**TEXT SEGMENT**
Low Speed Wobble?

Low Speed WobbleDiagram by Vittore Cossalter and Roberto Lot

I get this question frequently: “Do you know why if you let go of the handle bars under 30 mph my ‘Wing has a bad wobble?”

Early ‘Wings and most other bikes of this vintage don’t have any inherent wobble tendencies and they are rarely ridden at the “limit” where handling anomalies are magnified.

If a “normally” ridden early ‘Wing has a pronounced low speed “wobble” problem (less than about 45 mph…especially when slowing down) – that usually points to issues such as these:

1. Tire problems: incorrect size, incorrect tire pressure, tires improperly balanced, excess or irregular wear, damaged carcass, mounted with incorrect rotation orientation, etc. (front or rear)

2. Defective wheel bearings (front or rear)

3. Shock / spring problems (front or rear)

4. Steering stem bearings problems: worn, loose, pitted or with “memory” indentations

5. Lose / broken spokes / wheel issues (front or rear)

6. Defective swing arm bearings

7. Weight distribution problem

8. Overloaded vehicle

9. Too much weight carried too high on the bike: for example: heavily loaded top trunk or lugggage rack

10. Brake problems: loose, binding, warped or damaged components

11. Poorly installed, handlebar-mounted windshield

12. “Misbehavior” by poorly coached passenger

13. Steering damper improperly mounted or adjusted (if equipped)

14. Loose engine or other major drivetrain mounting bolts (thanks to John Relph in the UK for this one!)

**COLLECTED DATA**

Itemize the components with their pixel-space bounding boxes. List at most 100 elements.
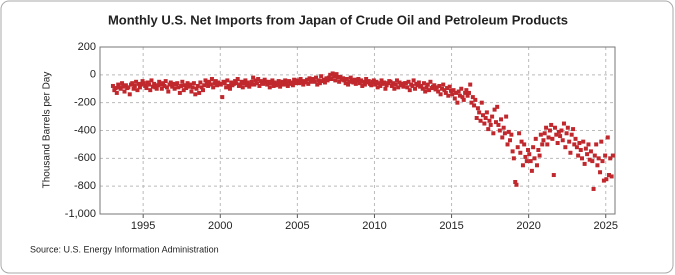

**GOALS**
(a) Copy the part of the low-speed wobble article from "2. Defective wheel" to "issues (front or rear)".
(b) Decide whether each statement agrees with the low-speed wobble article, and answer yes or no, quoting the words of the article that settle it. (i) The pronounced wobble problem the article describes occurs at less than about 45 mph, especially when slowing down. (ii) Early 'Wings have inherent wobble tendencies. (iii) Defective swing arm bearings appear among the listed issues.
(c) Pick up the low-speed wobble article after its last line and continue writing it.

**OUTPUTS IN ORDER**
(a)
2. Defective wheel bearings (front or rear)

3. Shock / spring problems (front or rear)

4. Steering stem bearings problems: worn, loose, pitted or with “memory” indentations

5. Lose / broken spokes / wheel issues (front or rear)

(b)
(i) Yes: "less than about 45 mph…especially when slowing down"
(ii) No: "don’t have any inherent wobble tendencies"
(iii) Yes: "Defective swing arm bearings"

(c)
15. Counterweight issues:

GL1100 Fairing

GL1100 Counterweight

‘”All GL1100 Interstate and Aspencade models came with a 3 pound counterweight that acts as an electrical junction box as well as a dampener to prevent deceleration wobble. If the mounting hardware for that 3 pound counterweight is loose, if the 3 pound counterweight is not mounted to the fork pipes properly, or if it is removed from its mounting at the fork pipes, a very severe uncontrollable deceleration wobble can be aggravated. This problem does not apply to the naked GL1100 Gold Wings, but if the Hondaline fairing is added to a naked GL1100 Gold Wing, the kit came with the 3 pound counterweight. If the owner fails to install the 3 pound counterweight with the Hondaline fairing, a very severe uncontrollable deceleration wobble can be aggravated.

Howard Halasz

GWRRA Wing World magazine contrubutor

If a “normally” ridden early ‘Wing has a pronounced high speed “wobble” problem (60mph+) – that usually points to issues which include all of the above plus these:

1. Aero imbalance: for example – fairing hung crooked

2. Problem with fork alignment

3. Problem with swing arm alignment

4. Problem with frame alignment including cracked or bent frame

Any single track steer vehicle (like a bicycle or motorcycle) will have some instability at some point in the operational speed range. The physics of “wobble” and “weave” are very complex. They are explained quite well here by Vittore Cossalter and Roberto Lot including neat videos!

Engineers take exceptional pains to eliminate or minimize these instabilities and still retain good overall handling characteristics. Many compromises are made to accomplish this.

But, engineers assume that you will keep at least one hand on the bars at all times, so they don’t concern themselves with “low speed, coast down wobbles with no hands.”

All motorcycles with conventional front suspensions do this to some degree. Usually, it’s nothing to worry about. Fixing problems on the list above will usually make the problem less noticeable.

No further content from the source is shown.